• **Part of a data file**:
○ ○ ○ ○ ○
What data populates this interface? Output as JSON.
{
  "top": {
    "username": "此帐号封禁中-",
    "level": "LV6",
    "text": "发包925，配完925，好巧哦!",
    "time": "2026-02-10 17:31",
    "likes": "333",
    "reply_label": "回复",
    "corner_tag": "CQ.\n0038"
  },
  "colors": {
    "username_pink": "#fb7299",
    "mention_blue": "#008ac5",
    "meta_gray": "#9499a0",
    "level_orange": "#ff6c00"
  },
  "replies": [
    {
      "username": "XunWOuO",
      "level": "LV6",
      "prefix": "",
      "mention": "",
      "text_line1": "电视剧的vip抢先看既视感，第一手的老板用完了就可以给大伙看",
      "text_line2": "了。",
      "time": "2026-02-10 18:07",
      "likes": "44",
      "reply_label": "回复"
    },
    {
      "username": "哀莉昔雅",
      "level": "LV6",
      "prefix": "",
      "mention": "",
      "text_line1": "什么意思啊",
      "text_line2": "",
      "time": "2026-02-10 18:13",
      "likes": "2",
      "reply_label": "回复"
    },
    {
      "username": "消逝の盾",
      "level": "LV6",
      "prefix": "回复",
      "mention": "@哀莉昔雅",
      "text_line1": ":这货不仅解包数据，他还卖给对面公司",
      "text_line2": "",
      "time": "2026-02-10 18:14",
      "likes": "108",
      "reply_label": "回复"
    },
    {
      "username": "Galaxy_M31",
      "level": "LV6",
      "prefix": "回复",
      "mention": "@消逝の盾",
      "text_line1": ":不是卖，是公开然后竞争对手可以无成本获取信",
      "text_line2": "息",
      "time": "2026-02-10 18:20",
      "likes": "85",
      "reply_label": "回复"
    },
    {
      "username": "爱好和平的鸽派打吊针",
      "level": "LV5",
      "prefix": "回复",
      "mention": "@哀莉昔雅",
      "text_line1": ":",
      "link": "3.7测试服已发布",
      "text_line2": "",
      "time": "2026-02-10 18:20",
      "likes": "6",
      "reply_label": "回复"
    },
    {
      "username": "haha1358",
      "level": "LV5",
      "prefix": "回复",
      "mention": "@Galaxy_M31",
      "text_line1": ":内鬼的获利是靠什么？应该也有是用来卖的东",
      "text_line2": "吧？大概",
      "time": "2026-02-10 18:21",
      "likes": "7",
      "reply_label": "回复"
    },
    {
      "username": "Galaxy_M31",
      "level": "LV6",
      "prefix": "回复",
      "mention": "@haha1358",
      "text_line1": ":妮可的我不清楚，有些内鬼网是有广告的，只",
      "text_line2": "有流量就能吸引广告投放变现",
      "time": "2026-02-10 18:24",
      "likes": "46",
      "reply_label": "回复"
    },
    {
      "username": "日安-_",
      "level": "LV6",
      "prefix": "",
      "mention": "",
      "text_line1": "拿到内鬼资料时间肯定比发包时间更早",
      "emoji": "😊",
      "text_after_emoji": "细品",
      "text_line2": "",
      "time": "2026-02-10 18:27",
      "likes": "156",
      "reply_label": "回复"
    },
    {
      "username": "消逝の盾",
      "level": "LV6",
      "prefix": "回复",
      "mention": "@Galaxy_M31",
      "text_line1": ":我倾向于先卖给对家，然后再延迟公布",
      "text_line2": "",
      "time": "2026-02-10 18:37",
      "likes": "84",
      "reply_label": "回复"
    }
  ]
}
○ ○ ○ ○ ○
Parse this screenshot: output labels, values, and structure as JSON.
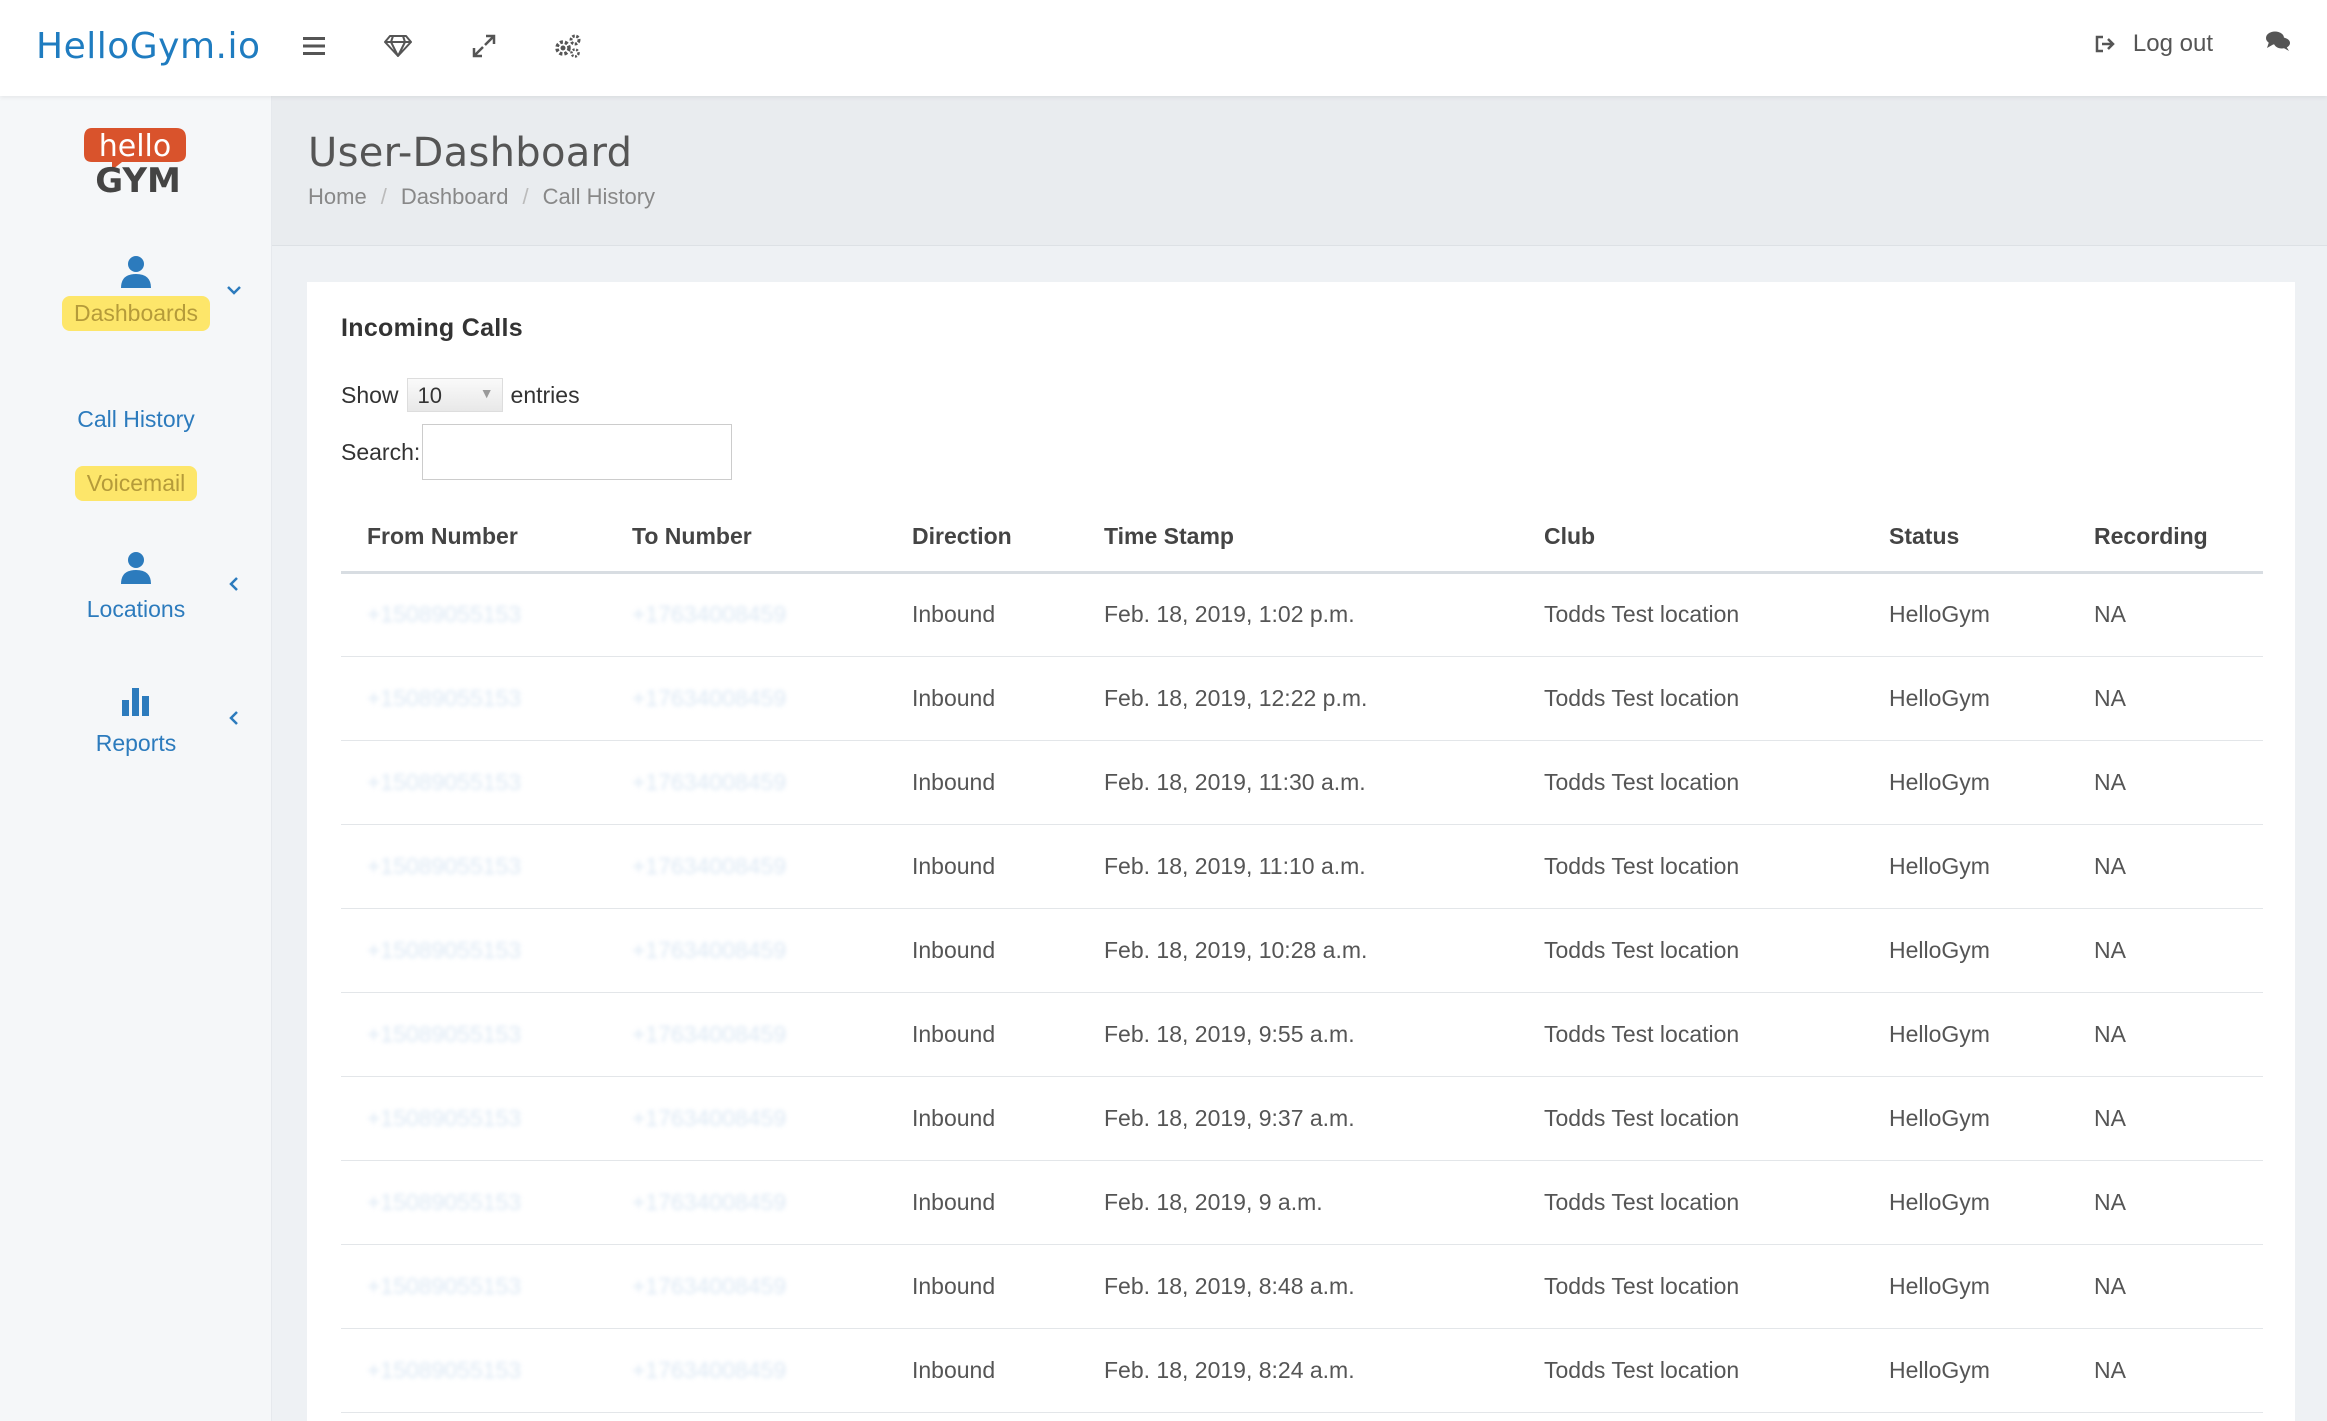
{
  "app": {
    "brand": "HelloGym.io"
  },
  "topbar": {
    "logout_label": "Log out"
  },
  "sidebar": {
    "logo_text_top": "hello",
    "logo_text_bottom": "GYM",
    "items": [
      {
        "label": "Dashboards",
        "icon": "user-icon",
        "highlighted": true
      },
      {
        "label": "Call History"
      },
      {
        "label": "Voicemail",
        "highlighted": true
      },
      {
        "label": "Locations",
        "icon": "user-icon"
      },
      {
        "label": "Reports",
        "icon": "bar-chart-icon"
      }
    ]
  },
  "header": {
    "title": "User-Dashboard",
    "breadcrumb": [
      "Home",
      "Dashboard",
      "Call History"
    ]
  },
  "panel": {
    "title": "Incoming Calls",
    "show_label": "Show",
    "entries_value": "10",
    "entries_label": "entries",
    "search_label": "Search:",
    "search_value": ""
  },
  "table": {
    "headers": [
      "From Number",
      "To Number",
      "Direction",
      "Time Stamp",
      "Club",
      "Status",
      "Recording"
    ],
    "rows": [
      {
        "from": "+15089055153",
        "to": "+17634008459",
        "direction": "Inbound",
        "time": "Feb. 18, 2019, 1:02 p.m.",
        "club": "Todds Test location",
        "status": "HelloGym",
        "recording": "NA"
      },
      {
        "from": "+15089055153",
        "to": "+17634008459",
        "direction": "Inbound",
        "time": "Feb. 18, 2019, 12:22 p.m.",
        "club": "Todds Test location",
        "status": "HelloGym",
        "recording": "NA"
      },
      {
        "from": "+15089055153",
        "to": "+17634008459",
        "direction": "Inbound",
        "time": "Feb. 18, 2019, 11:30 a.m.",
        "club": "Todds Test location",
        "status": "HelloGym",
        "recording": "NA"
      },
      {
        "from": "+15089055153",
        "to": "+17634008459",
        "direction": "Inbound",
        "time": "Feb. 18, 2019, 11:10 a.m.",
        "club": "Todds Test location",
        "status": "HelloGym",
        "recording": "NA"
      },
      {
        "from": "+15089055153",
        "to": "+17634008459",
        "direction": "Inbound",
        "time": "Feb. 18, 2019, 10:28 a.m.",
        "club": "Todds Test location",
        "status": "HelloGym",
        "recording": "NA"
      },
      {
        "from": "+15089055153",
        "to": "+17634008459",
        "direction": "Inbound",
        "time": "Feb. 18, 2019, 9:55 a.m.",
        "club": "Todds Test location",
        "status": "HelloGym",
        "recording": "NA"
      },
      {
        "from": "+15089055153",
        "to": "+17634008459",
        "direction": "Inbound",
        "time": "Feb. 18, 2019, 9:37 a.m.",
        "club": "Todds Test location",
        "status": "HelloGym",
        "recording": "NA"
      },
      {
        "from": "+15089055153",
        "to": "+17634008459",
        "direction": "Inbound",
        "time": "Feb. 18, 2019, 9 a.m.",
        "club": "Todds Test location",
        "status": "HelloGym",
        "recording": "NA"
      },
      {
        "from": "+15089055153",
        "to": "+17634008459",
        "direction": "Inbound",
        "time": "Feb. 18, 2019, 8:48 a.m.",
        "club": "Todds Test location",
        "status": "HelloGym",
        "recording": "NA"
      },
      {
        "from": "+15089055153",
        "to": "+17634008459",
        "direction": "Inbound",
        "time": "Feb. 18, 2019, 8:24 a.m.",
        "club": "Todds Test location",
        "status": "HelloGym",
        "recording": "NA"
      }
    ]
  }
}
○ ○ ○ ○ ○
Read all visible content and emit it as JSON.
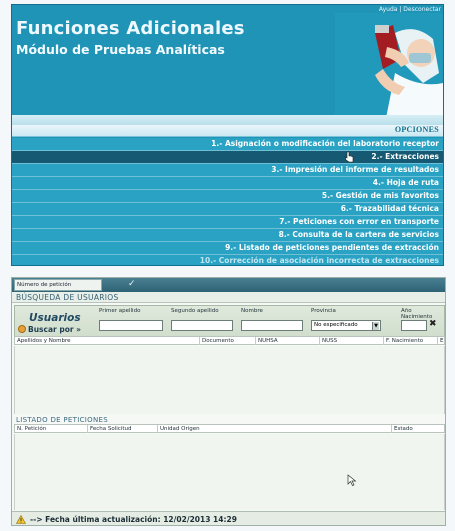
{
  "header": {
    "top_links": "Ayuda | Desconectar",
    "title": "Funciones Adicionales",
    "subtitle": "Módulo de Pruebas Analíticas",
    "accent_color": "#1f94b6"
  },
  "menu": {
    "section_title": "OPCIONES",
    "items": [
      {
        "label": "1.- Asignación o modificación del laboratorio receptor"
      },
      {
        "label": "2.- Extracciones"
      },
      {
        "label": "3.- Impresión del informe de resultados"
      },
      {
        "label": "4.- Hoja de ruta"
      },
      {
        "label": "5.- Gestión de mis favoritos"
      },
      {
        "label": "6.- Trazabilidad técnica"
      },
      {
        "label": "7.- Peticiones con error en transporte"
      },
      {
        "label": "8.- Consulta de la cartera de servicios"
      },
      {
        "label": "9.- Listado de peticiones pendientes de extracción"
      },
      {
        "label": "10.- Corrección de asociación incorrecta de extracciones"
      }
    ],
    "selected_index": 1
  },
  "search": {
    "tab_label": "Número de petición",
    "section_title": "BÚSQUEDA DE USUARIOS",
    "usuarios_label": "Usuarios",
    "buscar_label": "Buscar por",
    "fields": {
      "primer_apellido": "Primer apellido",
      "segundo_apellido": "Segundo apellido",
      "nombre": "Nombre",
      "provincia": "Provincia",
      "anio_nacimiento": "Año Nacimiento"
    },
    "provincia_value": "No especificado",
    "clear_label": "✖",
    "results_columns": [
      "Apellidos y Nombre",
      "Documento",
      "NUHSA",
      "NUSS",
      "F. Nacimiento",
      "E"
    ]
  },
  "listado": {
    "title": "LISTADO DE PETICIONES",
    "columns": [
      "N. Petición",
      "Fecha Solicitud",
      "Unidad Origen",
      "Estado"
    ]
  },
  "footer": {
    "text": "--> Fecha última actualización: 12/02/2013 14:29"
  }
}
○ ○ ○ ○ ○
• **WRITTEN INSTRUCTION**: Using the material above, gather every line that includes "likes".

• **SOLUTION TO THE PROBLEM**:
    "likes": "333",
      "likes": "44",
      "likes": "2",
      "likes": "108",
      "likes": "85",
      "likes": "6",
      "likes": "7",
      "likes": "46",
      "likes": "156",
      "likes": "84",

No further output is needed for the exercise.